- [Requirement]:
Report how many lines below contain the word "USDCHF", and give only that number.

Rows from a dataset
>>>>
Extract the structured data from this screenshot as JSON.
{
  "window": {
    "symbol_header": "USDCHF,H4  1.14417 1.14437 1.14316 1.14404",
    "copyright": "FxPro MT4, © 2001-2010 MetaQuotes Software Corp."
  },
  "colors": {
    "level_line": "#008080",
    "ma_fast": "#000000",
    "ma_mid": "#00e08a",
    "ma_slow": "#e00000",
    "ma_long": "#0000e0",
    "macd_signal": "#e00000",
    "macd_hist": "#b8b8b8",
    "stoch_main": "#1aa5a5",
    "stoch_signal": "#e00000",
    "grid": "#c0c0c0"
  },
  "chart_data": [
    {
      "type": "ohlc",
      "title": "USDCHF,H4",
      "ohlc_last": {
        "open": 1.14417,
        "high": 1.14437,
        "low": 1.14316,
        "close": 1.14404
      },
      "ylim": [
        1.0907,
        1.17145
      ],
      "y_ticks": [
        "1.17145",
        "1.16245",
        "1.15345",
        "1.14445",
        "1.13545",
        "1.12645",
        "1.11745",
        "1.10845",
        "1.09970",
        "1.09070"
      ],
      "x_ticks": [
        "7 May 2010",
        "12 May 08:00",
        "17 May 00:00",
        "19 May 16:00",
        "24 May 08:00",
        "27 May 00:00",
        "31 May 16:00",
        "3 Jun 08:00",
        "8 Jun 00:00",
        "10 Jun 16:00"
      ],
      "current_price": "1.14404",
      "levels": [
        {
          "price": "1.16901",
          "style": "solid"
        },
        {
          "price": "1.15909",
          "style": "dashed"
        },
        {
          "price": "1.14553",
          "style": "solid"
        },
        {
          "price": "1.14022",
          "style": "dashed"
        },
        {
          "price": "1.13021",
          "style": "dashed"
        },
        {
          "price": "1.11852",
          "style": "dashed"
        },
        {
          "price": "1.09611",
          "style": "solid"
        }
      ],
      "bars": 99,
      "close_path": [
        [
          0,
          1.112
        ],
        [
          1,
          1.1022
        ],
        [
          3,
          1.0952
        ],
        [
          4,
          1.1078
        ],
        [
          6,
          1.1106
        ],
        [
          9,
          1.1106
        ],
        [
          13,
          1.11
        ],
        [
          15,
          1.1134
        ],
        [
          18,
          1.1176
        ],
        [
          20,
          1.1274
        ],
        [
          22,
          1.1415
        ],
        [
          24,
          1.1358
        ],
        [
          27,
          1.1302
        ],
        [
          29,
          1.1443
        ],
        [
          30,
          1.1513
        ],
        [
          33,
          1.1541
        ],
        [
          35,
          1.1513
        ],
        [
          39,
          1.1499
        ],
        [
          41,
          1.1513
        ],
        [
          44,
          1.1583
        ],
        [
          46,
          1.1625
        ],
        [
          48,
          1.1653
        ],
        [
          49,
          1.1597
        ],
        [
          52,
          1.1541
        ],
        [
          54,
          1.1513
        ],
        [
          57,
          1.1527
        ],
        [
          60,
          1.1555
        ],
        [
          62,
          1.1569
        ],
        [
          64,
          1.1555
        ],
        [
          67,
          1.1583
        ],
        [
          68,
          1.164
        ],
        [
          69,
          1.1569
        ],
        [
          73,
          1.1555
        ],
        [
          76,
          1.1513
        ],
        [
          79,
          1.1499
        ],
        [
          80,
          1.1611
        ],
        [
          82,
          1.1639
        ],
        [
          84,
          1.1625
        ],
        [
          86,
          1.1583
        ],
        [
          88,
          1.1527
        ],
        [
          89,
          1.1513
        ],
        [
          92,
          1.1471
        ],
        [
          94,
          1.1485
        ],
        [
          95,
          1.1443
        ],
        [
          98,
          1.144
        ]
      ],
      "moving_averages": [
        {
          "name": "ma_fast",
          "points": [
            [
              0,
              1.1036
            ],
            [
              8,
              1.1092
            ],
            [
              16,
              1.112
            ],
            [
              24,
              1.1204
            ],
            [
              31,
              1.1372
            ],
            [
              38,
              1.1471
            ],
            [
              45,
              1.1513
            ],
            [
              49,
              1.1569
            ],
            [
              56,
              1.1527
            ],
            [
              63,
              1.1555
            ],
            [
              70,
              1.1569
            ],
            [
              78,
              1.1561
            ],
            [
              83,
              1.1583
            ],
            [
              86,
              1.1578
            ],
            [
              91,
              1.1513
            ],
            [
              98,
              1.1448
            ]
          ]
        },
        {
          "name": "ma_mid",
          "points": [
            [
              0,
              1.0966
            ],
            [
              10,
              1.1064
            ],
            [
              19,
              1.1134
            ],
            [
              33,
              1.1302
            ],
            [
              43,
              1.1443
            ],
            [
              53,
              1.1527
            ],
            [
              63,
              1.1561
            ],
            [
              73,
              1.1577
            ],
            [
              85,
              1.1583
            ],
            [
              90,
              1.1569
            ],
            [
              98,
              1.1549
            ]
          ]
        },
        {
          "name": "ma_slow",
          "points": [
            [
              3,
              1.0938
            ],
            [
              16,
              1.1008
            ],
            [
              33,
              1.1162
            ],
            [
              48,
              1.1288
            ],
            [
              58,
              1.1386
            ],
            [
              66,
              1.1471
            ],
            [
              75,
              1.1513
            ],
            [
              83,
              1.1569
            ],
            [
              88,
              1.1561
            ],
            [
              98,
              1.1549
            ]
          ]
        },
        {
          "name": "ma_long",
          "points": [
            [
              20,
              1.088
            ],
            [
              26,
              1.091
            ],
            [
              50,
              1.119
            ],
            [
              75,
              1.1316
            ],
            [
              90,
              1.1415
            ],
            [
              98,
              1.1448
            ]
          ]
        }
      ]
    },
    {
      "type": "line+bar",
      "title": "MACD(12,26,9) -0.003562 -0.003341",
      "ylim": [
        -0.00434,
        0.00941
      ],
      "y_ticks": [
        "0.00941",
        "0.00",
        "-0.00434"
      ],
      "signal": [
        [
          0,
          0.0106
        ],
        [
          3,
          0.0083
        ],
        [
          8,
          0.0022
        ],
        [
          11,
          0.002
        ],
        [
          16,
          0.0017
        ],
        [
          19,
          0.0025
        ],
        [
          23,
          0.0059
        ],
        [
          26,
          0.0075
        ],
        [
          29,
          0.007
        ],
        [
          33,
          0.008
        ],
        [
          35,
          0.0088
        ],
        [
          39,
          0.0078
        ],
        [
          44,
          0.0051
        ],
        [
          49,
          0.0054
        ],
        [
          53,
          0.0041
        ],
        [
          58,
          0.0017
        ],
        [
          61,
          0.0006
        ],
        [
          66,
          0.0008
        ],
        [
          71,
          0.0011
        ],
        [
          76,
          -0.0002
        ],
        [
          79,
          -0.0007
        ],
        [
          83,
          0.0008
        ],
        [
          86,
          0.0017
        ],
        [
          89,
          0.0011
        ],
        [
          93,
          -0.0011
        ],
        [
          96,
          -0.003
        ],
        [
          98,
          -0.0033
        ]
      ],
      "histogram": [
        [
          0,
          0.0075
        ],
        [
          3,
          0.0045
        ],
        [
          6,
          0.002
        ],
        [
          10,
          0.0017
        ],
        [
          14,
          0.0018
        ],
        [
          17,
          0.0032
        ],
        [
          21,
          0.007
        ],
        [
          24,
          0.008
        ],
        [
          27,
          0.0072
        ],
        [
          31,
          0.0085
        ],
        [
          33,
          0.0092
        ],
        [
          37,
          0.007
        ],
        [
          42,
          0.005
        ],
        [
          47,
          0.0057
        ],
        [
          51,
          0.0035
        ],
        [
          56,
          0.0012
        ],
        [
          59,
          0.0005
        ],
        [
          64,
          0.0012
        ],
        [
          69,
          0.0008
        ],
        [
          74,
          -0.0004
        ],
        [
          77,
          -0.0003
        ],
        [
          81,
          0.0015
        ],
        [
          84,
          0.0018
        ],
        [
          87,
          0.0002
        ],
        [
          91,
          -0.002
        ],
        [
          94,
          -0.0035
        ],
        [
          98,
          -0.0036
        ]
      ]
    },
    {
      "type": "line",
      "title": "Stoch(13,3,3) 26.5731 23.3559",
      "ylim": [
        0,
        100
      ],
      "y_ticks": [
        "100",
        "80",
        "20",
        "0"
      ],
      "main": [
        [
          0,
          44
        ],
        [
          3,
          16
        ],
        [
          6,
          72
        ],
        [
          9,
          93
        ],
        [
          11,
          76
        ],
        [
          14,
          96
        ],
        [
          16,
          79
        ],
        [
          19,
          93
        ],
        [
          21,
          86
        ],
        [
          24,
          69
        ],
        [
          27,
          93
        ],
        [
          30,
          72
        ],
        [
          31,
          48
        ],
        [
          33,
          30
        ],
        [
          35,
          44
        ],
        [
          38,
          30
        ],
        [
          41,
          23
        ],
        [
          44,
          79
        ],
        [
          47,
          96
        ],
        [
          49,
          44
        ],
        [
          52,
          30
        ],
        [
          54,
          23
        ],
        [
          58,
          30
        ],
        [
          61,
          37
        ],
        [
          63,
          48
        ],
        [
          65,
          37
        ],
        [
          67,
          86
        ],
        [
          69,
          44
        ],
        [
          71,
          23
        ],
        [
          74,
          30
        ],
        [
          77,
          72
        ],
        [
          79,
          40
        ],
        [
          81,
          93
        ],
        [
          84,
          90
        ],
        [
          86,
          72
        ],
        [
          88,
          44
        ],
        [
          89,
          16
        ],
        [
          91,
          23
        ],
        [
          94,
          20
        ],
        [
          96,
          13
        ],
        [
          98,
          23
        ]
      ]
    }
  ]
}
<<<<
- [Written answer]:
2